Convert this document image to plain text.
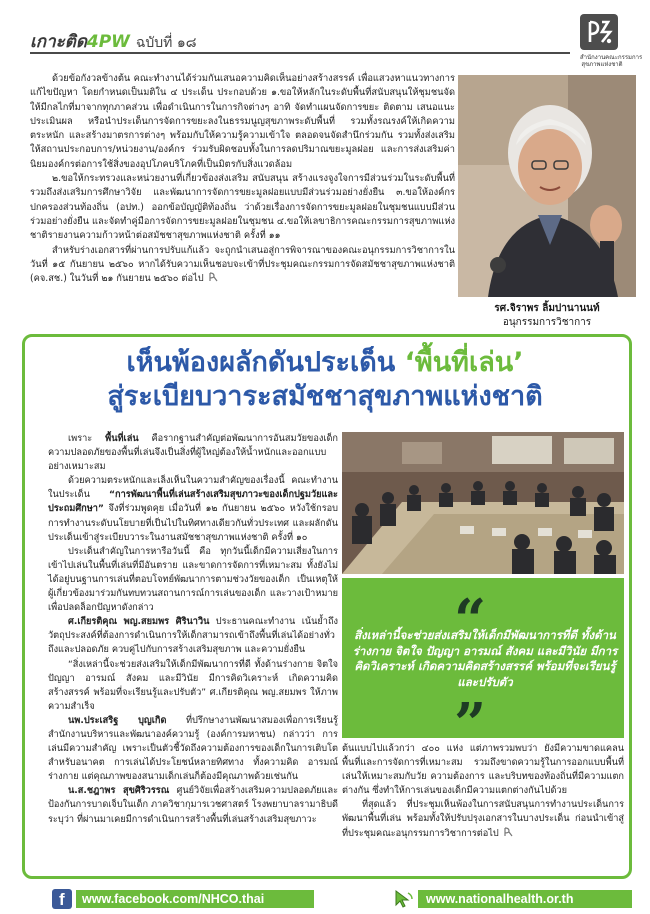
เกาะติด4PW ฉบับที่ ๑๘
สำนักงานคณะกรรมการ
สุขภาพแห่งชาติ

ด้วยข้อกังวลข้างต้น คณะทำงานได้ร่วมกันเสนอความคิดเห็นอย่างสร้างสรรค์ เพื่อแสวงหาแนวทางการแก้ไขปัญหา โดยกำหนดเป็นมติใน ๔ ประเด็น ประกอบด้วย ๑.ขอให้หลักในระดับพื้นที่สนับสนุนให้ชุมชนจัดให้มีกลไกที่มาจากทุกภาคส่วน เพื่อดำเนินการในการกิจต่างๆ อาทิ จัดทำแผนจัดการขยะ ติดตาม เสนอแนะ ประเมินผล หรือนำประเด็นการจัดการขยะลงในธรรมนูญสุขภาพระดับพื้นที่ รวมทั้งรณรงค์ให้เกิดความตระหนัก และสร้างมาตรการต่างๆ พร้อมกับให้ความรู้ความเข้าใจ ตลอดจนจัดสำนึกร่วมกัน รวมทั้งส่งเสริมให้สถานประกอบการ/หน่วยงาน/องค์กร ร่วมรับผิดชอบทั้งในการลดปริมาณขยะมูลฝอย และการส่งเสริมค่านิยมองค์กรต่อการใช้สิ่งของอุปโภคบริโภคที่เป็นมิตรกับสิ่งแวดล้อม

๒.ขอให้กระทรวงและหน่วยงานที่เกี่ยวข้องส่งเสริม สนับสนุน สร้างแรงจูงใจการมีส่วนร่วมในระดับพื้นที่ รวมถึงส่งเสริมการศึกษาวิจัย และพัฒนาการจัดการขยะมูลฝอยแบบมีส่วนร่วมอย่างยั่งยืน ๓.ขอให้องค์กรปกครองส่วนท้องถิ่น (อปท.) ออกข้อบัญญัติท้องถิ่น ว่าด้วยเรื่องการจัดการขยะมูลฝอยในชุมชนแบบมีส่วนร่วมอย่างยั่งยืน และจัดทำคู่มือการจัดการขยะมูลฝอยในชุมชน ๔.ขอให้เลขาธิการคณะกรรมการสุขภาพแห่งชาติรายงานความก้าวหน้าต่อสมัชชาสุขภาพแห่งชาติ ครั้งที่ ๑๑

สำหรับร่างเอกสารที่ผ่านการปรับแก้แล้ว จะถูกนำเสนอสู่การพิจารณาของคณะอนุกรรมการวิชาการในวันที่ ๑๕ กันยายน ๒๕๖๐ หากได้รับความเห็นชอบจะเข้าที่ประชุมคณะกรรมการจัดสมัชชาสุขภาพแห่งชาติ (คจ.สช.) ในวันที่ ๒๑ กันยายน ๒๕๖๐ ต่อไป

รศ.จิราพร ลิ้มปานานนท์
อนุกรรมการวิชาการ
เห็นพ้องผลักดันประเด็น ‘พื้นที่เล่น’
สู่ระเบียบวาระสมัชชาสุขภาพแห่งชาติ

เพราะ พื้นที่เล่น คือรากฐานสำคัญต่อพัฒนาการอันสมวัยของเด็ก ความปลอดภัยของพื้นที่เล่นจึงเป็นสิ่งที่ผู้ใหญ่ต้องให้น้ำหนักและออกแบบอย่างเหมาะสม

ด้วยความตระหนักและเล็งเห็นในความสำคัญของเรื่องนี้ คณะทำงานในประเด็น “การพัฒนาพื้นที่เล่นสร้างเสริมสุขภาวะของเด็กปฐมวัยและประถมศึกษา” จึงที่ร่วมพูดคุย เมื่อวันที่ ๑๒ กันยายน ๒๕๖๐ หวังใช้กรอบการทำงานระดับนโยบายที่เป็นไปในทิศทางเดียวกันทั่วประเทศ และผลักดันประเด็นเข้าสู่ระเบียบวาระในงานสมัชชาสุขภาพแห่งชาติ ครั้งที่ ๑๐

ประเด็นสำคัญในการหารือวันนี้ คือ ทุกวันนี้เด็กมีความเสี่ยงในการเข้าไปเล่นในพื้นที่เล่นที่มีอันตราย และขาดการจัดการที่เหมาะสม ทั้งยังไม่ได้อยู่บนฐานการเล่นที่ตอบโจทย์พัฒนาการตามช่วงวัยของเด็ก เป็นเหตุให้ผู้เกี่ยวข้องมาร่วมกันทบทวนสถานการณ์การเล่นของเด็ก และวางเป้าหมายเพื่อปลดล็อกปัญหาดังกล่าว

ศ.เกียรติคุณ พญ.สยมพร ศิรินาวิน ประธานคณะทำงาน เน้นย้ำถึงวัตถุประสงค์ที่ต้องการดำเนินการให้เด็กสามารถเข้าถึงพื้นที่เล่นได้อย่างทั่วถึงและปลอดภัย ควบคู่ไปกับการสร้างเสริมสุขภาพ และความยั่งยืน

“สิ่งเหล่านี้จะช่วยส่งเสริมให้เด็กมีพัฒนาการที่ดี ทั้งด้านร่างกาย จิตใจ ปัญญา อารมณ์ สังคม และมีวินัย มีการคิดวิเคราะห์ เกิดความคิดสร้างสรรค์ พร้อมที่จะเรียนรู้และปรับตัว” ศ.เกียรติคุณ พญ.สยมพร ให้ภาพความสำเร็จ

นพ.ประเสริฐ บุญเกิด ที่ปรึกษางานพัฒนาสมองเพื่อการเรียนรู้ สำนักงานบริหารและพัฒนาองค์ความรู้ (องค์การมหาชน) กล่าวว่า การเล่นมีความสำคัญ เพราะเป็นตัวชี้วัดถึงความต้องการของเด็กในการเติบโต สำหรับอนาคต การเล่นได้ประโยชน์หลายทิศทาง ทั้งความคิด อารมณ์ร่างกาย แต่คุณภาพของสนามเด็กเล่นก็ต้องมีคุณภาพด้วยเช่นกัน

น.ส.ชฎาพร สุขศิริวรรณ ศูนย์วิจัยเพื่อสร้างเสริมความปลอดภัยและป้องกันการบาดเจ็บในเด็ก ภาควิชากุมารเวชศาสตร์ โรงพยาบาลรามาธิบดี ระบุว่า ที่ผ่านมาเคยมีการดำเนินการสร้างพื้นที่เล่นสร้างเสริมสุขภาวะ

“
สิ่งเหล่านี้จะช่วยส่งเสริมให้เด็กมีพัฒนาการที่ดี ทั้งด้านร่างกาย จิตใจ ปัญญา อารมณ์ สังคม และมีวินัย มีการคิดวิเคราะห์ เกิดความคิดสร้างสรรค์ พร้อมที่จะเรียนรู้และปรับตัว
”

ต้นแบบไปแล้วกว่า ๔๐๐ แห่ง แต่ภาพรวมพบว่า ยังมีความขาดแคลนพื้นที่และการจัดการที่เหมาะสม รวมถึงขาดความรู้ในการออกแบบพื้นที่เล่นให้เหมาะสมกับวัย ความต้องการ และบริบทของท้องถิ่นที่มีความแตกต่างกัน ซึ่งทำให้การเล่นของเด็กมีความแตกต่างกันไปด้วย

ที่สุดแล้ว ที่ประชุมเห็นพ้องในการสนับสนุนการทำงานประเด็นการพัฒนาพื้นที่เล่น พร้อมทั้งให้ปรับปรุงเอกสารในบางประเด็น ก่อนนำเข้าสู่ที่ประชุมคณะอนุกรรมการวิชาการต่อไป

f	www.facebook.com/NHCO.thai	www.nationalhealth.or.th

EXERCISE AIM
From the entries above, list each line with "สำหร" in it.

SOLUTION BELOW
สำหรับร่างเอกสารที่ผ่านการปรับแก้แล้ว จะถูกนำเสนอสู่การพิจารณาของคณะอนุกรรมการวิชาการในวันที่ ๑๕ กันยายน ๒๕๖๐ หากได้รับความเห็นชอบจะเข้าที่ประชุมคณะกรรมการจัดสมัชชาสุขภาพแห่งชาติ (คจ.สช.) ในวันที่ ๒๑ กันยายน ๒๕๖๐ ต่อไป
นพ.ประเสริฐ บุญเกิด ที่ปรึกษางานพัฒนาสมองเพื่อการเรียนรู้ สำนักงานบริหารและพัฒนาองค์ความรู้ (องค์การมหาชน) กล่าวว่า การเล่นมีความสำคัญ เพราะเป็นตัวชี้วัดถึงความต้องการของเด็กในการเติบโต สำหรับอนาคต การเล่นได้ประโยชน์หลายทิศทาง ทั้งความคิด อารมณ์ร่างกาย แต่คุณภาพของสนามเด็กเล่นก็ต้องมีคุณภาพด้วยเช่นกัน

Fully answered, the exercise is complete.